#### [Problem requirements]
Every record should be written out exactly, please.

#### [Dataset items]
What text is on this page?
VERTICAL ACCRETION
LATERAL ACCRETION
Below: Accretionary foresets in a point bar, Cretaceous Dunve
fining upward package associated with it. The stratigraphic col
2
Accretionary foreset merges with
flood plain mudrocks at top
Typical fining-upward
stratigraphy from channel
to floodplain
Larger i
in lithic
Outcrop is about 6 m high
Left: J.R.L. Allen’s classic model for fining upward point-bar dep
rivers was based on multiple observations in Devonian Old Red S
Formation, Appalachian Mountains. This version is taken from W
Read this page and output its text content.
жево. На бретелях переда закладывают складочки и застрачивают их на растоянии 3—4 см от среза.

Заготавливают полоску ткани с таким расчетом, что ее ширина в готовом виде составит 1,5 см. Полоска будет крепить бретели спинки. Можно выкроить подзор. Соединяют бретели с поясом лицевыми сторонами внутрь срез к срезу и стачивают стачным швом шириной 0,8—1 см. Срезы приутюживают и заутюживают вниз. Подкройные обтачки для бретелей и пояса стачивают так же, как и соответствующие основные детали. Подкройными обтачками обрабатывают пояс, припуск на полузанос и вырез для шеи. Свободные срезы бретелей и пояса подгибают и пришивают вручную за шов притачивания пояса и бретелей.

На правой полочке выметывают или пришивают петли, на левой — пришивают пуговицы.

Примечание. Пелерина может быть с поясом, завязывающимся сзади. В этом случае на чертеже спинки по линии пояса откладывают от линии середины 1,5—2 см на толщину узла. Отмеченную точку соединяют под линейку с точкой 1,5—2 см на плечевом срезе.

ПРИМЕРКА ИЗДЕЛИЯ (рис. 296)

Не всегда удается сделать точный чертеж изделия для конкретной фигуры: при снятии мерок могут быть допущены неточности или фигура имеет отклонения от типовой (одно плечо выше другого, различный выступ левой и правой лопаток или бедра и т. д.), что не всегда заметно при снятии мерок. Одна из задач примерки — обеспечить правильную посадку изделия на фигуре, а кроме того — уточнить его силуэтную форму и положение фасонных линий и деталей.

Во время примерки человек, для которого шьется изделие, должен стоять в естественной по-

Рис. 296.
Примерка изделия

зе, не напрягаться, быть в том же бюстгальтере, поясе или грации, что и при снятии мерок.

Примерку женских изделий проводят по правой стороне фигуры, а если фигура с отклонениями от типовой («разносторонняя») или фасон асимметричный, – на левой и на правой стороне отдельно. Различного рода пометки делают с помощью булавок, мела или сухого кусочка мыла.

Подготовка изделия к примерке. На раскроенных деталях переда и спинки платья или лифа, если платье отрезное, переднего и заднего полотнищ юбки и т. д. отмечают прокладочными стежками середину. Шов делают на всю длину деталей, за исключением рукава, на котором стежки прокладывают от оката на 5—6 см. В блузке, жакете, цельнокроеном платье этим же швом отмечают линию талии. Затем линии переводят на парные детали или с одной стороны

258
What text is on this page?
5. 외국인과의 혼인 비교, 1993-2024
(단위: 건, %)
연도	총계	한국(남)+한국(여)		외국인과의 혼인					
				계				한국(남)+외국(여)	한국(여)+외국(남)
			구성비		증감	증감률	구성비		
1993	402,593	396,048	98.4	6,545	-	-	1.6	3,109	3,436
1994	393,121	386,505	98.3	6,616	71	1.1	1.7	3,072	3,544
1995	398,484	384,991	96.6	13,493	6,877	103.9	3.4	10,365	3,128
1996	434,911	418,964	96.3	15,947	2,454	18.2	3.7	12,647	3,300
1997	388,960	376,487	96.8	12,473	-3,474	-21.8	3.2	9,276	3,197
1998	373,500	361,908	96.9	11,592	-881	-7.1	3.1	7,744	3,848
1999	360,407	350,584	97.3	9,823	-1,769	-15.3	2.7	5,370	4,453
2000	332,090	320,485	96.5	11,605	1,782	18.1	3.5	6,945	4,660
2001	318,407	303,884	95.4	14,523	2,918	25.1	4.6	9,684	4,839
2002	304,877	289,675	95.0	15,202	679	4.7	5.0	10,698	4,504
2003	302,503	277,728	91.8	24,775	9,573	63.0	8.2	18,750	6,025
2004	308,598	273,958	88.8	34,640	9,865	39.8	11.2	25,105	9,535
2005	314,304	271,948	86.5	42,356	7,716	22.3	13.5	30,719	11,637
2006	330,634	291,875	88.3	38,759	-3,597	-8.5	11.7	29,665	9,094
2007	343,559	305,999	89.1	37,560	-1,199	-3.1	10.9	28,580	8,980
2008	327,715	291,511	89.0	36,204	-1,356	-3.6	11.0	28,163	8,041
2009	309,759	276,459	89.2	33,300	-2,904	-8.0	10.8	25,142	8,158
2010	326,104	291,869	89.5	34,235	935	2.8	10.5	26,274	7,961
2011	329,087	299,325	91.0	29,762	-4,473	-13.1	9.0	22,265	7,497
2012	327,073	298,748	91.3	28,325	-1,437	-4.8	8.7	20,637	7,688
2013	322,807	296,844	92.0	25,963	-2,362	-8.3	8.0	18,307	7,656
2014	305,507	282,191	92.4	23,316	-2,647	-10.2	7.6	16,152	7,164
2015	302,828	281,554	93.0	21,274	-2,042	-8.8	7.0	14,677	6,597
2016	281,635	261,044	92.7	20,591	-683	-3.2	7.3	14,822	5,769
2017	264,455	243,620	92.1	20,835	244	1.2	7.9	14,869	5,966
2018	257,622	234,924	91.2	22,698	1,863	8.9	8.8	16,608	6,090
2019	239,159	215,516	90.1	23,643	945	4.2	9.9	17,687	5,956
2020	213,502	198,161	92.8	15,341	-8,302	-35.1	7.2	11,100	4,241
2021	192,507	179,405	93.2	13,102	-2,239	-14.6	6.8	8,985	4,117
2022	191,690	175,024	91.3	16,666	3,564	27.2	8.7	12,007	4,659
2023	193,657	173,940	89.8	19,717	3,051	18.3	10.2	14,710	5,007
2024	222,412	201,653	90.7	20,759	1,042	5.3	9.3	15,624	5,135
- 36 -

#### [Result]
What text is on this page?
VERTICAL ACCRETION
LATERAL ACCRETION
Below: Accretionary foresets in a point bar, Cretaceous Dunve
fining upward package associated with it. The stratigraphic col
2
Accretionary foreset merges with
flood plain mudrocks at top
Typical fining-upward
stratigraphy from channel
to floodplain
Larger i
in lithic
Outcrop is about 6 m high
Left: J.R.L. Allen’s classic model for fining upward point-bar dep
rivers was based on multiple observations in Devonian Old Red S
Formation, Appalachian Mountains. This version is taken from W
Read this page and output its text content.
жево. На бретелях переда закладывают складочки и застрачивают их на растоянии 3—4 см от среза.

Заготавливают полоску ткани с таким расчетом, что ее ширина в готовом виде составит 1,5 см. Полоска будет крепить бретели спинки. Можно выкроить подзор. Соединяют бретели с поясом лицевыми сторонами внутрь срез к срезу и стачивают стачным швом шириной 0,8—1 см. Срезы приутюживают и заутюживают вниз. Подкройные обтачки для бретелей и пояса стачивают так же, как и соответствующие основные детали. Подкройными обтачками обрабатывают пояс, припуск на полузанос и вырез для шеи. Свободные срезы бретелей и пояса подгибают и пришивают вручную за шов притачивания пояса и бретелей.

На правой полочке выметывают или пришивают петли, на левой — пришивают пуговицы.

Примечание. Пелерина может быть с поясом, завязывающимся сзади. В этом случае на чертеже спинки по линии пояса откладывают от линии середины 1,5—2 см на толщину узла. Отмеченную точку соединяют под линейку с точкой 1,5—2 см на плечевом срезе.

ПРИМЕРКА ИЗДЕЛИЯ (рис. 296)

Не всегда удается сделать точный чертеж изделия для конкретной фигуры: при снятии мерок могут быть допущены неточности или фигура имеет отклонения от типовой (одно плечо выше другого, различный выступ левой и правой лопаток или бедра и т. д.), что не всегда заметно при снятии мерок. Одна из задач примерки — обеспечить правильную посадку изделия на фигуре, а кроме того — уточнить его силуэтную форму и положение фасонных линий и деталей.

Во время примерки человек, для которого шьется изделие, должен стоять в естественной по-

Рис. 296.
Примерка изделия

зе, не напрягаться, быть в том же бюстгальтере, поясе или грации, что и при снятии мерок.

Примерку женских изделий проводят по правой стороне фигуры, а если фигура с отклонениями от типовой («разносторонняя») или фасон асимметричный, – на левой и на правой стороне отдельно. Различного рода пометки делают с помощью булавок, мела или сухого кусочка мыла.

Подготовка изделия к примерке. На раскроенных деталях переда и спинки платья или лифа, если платье отрезное, переднего и заднего полотнищ юбки и т. д. отмечают прокладочными стежками середину. Шов делают на всю длину деталей, за исключением рукава, на котором стежки прокладывают от оката на 5—6 см. В блузке, жакете, цельнокроеном платье этим же швом отмечают линию талии. Затем линии переводят на парные детали или с одной стороны

258
What text is on this page?
5. 외국인과의 혼인 비교, 1993-2024
(단위: 건, %)
연도	총계	한국(남)+한국(여)		외국인과의 혼인					
				계				한국(남)+외국(여)	한국(여)+외국(남)
			구성비		증감	증감률	구성비		
1993	402,593	396,048	98.4	6,545	-	-	1.6	3,109	3,436
1994	393,121	386,505	98.3	6,616	71	1.1	1.7	3,072	3,544
1995	398,484	384,991	96.6	13,493	6,877	103.9	3.4	10,365	3,128
1996	434,911	418,964	96.3	15,947	2,454	18.2	3.7	12,647	3,300
1997	388,960	376,487	96.8	12,473	-3,474	-21.8	3.2	9,276	3,197
1998	373,500	361,908	96.9	11,592	-881	-7.1	3.1	7,744	3,848
1999	360,407	350,584	97.3	9,823	-1,769	-15.3	2.7	5,370	4,453
2000	332,090	320,485	96.5	11,605	1,782	18.1	3.5	6,945	4,660
2001	318,407	303,884	95.4	14,523	2,918	25.1	4.6	9,684	4,839
2002	304,877	289,675	95.0	15,202	679	4.7	5.0	10,698	4,504
2003	302,503	277,728	91.8	24,775	9,573	63.0	8.2	18,750	6,025
2004	308,598	273,958	88.8	34,640	9,865	39.8	11.2	25,105	9,535
2005	314,304	271,948	86.5	42,356	7,716	22.3	13.5	30,719	11,637
2006	330,634	291,875	88.3	38,759	-3,597	-8.5	11.7	29,665	9,094
2007	343,559	305,999	89.1	37,560	-1,199	-3.1	10.9	28,580	8,980
2008	327,715	291,511	89.0	36,204	-1,356	-3.6	11.0	28,163	8,041
2009	309,759	276,459	89.2	33,300	-2,904	-8.0	10.8	25,142	8,158
2010	326,104	291,869	89.5	34,235	935	2.8	10.5	26,274	7,961
2011	329,087	299,325	91.0	29,762	-4,473	-13.1	9.0	22,265	7,497
2012	327,073	298,748	91.3	28,325	-1,437	-4.8	8.7	20,637	7,688
2013	322,807	296,844	92.0	25,963	-2,362	-8.3	8.0	18,307	7,656
2014	305,507	282,191	92.4	23,316	-2,647	-10.2	7.6	16,152	7,164
2015	302,828	281,554	93.0	21,274	-2,042	-8.8	7.0	14,677	6,597
2016	281,635	261,044	92.7	20,591	-683	-3.2	7.3	14,822	5,769
2017	264,455	243,620	92.1	20,835	244	1.2	7.9	14,869	5,966
2018	257,622	234,924	91.2	22,698	1,863	8.9	8.8	16,608	6,090
2019	239,159	215,516	90.1	23,643	945	4.2	9.9	17,687	5,956
2020	213,502	198,161	92.8	15,341	-8,302	-35.1	7.2	11,100	4,241
2021	192,507	179,405	93.2	13,102	-2,239	-14.6	6.8	8,985	4,117
2022	191,690	175,024	91.3	16,666	3,564	27.2	8.7	12,007	4,659
2023	193,657	173,940	89.8	19,717	3,051	18.3	10.2	14,710	5,007
2024	222,412	201,653	90.7	20,759	1,042	5.3	9.3	15,624	5,135
- 36 -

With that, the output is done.